**Given information**
==============================
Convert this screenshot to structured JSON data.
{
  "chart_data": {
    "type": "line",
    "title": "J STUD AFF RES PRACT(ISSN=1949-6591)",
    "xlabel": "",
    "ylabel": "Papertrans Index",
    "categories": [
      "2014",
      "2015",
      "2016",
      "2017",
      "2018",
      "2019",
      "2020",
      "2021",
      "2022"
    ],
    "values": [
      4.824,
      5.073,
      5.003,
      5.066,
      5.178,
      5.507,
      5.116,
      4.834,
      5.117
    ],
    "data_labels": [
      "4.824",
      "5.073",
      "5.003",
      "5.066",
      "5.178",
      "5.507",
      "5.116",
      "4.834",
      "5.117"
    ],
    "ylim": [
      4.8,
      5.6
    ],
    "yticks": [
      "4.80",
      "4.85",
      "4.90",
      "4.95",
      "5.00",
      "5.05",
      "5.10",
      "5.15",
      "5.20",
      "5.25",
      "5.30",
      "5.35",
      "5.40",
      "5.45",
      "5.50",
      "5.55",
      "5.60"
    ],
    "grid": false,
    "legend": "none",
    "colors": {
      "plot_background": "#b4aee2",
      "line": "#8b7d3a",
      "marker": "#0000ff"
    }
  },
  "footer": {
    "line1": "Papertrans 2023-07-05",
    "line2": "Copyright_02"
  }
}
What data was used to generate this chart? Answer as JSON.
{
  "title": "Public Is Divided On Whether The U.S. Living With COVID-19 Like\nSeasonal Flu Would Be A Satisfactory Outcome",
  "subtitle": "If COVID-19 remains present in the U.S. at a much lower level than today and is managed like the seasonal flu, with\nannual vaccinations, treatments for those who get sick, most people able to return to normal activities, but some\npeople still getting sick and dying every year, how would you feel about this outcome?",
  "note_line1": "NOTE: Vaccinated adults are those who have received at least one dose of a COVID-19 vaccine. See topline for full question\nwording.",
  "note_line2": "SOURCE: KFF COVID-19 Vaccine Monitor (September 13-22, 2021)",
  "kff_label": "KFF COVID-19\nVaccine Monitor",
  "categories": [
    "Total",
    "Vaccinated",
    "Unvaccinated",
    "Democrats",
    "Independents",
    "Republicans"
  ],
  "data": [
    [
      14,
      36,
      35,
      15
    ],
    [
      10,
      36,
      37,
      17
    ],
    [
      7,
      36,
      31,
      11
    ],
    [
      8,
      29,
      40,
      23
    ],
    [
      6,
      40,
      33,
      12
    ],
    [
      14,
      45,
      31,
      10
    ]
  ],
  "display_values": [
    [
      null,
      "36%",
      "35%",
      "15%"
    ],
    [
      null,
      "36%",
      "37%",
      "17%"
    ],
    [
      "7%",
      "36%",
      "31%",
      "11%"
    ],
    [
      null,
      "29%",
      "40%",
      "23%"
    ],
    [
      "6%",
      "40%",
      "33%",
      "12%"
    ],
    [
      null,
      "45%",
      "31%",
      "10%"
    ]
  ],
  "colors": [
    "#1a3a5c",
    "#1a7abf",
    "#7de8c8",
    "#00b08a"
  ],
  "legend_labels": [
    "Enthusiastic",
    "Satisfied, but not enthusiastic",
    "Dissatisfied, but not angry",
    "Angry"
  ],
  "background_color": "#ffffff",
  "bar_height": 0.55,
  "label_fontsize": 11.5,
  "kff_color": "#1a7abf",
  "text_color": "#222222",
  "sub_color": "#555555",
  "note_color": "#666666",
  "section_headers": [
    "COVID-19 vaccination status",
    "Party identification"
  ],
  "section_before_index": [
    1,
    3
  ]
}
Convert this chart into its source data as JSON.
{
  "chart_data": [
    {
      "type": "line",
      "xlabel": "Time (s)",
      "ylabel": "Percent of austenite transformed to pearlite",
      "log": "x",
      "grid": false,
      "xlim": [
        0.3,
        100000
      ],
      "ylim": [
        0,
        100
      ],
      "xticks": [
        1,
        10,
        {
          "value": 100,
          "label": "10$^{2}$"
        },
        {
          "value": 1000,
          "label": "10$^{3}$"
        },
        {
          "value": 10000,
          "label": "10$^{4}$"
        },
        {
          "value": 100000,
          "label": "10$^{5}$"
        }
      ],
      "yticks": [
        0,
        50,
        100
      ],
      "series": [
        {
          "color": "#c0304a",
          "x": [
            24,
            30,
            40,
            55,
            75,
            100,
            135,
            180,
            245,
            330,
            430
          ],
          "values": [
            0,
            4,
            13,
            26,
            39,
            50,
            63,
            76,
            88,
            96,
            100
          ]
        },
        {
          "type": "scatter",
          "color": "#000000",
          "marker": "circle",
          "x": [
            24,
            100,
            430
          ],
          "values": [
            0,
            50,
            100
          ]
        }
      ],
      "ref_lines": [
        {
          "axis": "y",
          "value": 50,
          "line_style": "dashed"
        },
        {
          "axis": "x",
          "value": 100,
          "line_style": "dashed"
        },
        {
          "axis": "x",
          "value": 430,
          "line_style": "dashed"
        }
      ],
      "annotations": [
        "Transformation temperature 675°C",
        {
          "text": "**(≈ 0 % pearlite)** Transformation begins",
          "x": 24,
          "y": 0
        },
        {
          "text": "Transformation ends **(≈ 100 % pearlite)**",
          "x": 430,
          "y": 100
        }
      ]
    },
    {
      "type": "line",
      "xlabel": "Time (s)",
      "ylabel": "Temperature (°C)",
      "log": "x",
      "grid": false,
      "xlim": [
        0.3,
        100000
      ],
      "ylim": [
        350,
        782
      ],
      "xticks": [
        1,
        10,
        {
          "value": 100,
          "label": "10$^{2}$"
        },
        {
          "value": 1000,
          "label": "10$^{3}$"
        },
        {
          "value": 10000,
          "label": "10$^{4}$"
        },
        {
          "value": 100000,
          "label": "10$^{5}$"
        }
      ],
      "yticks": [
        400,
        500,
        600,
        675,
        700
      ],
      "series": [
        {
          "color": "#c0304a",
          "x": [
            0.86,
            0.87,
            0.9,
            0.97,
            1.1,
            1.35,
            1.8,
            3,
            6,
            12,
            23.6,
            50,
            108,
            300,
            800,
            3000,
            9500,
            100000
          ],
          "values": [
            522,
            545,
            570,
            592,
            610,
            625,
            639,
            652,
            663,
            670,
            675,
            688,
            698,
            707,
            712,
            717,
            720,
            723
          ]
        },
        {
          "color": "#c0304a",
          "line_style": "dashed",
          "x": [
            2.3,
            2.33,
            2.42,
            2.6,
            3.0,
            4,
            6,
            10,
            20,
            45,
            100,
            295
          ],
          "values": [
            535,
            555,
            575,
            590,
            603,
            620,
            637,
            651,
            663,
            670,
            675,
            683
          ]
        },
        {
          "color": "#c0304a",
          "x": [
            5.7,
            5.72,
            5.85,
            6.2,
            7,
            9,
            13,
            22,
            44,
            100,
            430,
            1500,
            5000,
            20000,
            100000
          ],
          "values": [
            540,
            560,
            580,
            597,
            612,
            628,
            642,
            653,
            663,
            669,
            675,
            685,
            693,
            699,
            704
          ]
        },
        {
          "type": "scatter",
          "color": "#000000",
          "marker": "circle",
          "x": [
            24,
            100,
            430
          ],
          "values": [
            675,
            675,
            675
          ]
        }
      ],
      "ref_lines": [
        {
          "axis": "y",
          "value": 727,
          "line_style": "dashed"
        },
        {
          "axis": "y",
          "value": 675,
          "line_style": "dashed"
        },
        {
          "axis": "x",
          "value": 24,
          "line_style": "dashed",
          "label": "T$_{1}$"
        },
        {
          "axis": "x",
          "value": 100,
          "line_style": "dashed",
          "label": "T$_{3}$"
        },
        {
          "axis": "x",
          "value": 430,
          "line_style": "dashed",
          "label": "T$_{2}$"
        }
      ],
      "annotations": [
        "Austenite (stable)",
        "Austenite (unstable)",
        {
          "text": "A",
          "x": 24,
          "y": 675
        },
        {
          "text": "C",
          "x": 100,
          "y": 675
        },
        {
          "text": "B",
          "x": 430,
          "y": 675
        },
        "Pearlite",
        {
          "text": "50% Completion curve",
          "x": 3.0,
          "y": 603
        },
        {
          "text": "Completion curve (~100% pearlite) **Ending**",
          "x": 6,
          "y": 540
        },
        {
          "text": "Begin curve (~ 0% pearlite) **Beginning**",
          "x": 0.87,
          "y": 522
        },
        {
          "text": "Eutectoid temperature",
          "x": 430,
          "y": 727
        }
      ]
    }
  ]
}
==============================
**Exercise prompt**
Copy all lines from the material that contain "Completion".

**Task response**
          "text": "50% Completion curve",
          "text": "Completion curve (~100% pearlite) **Ending**",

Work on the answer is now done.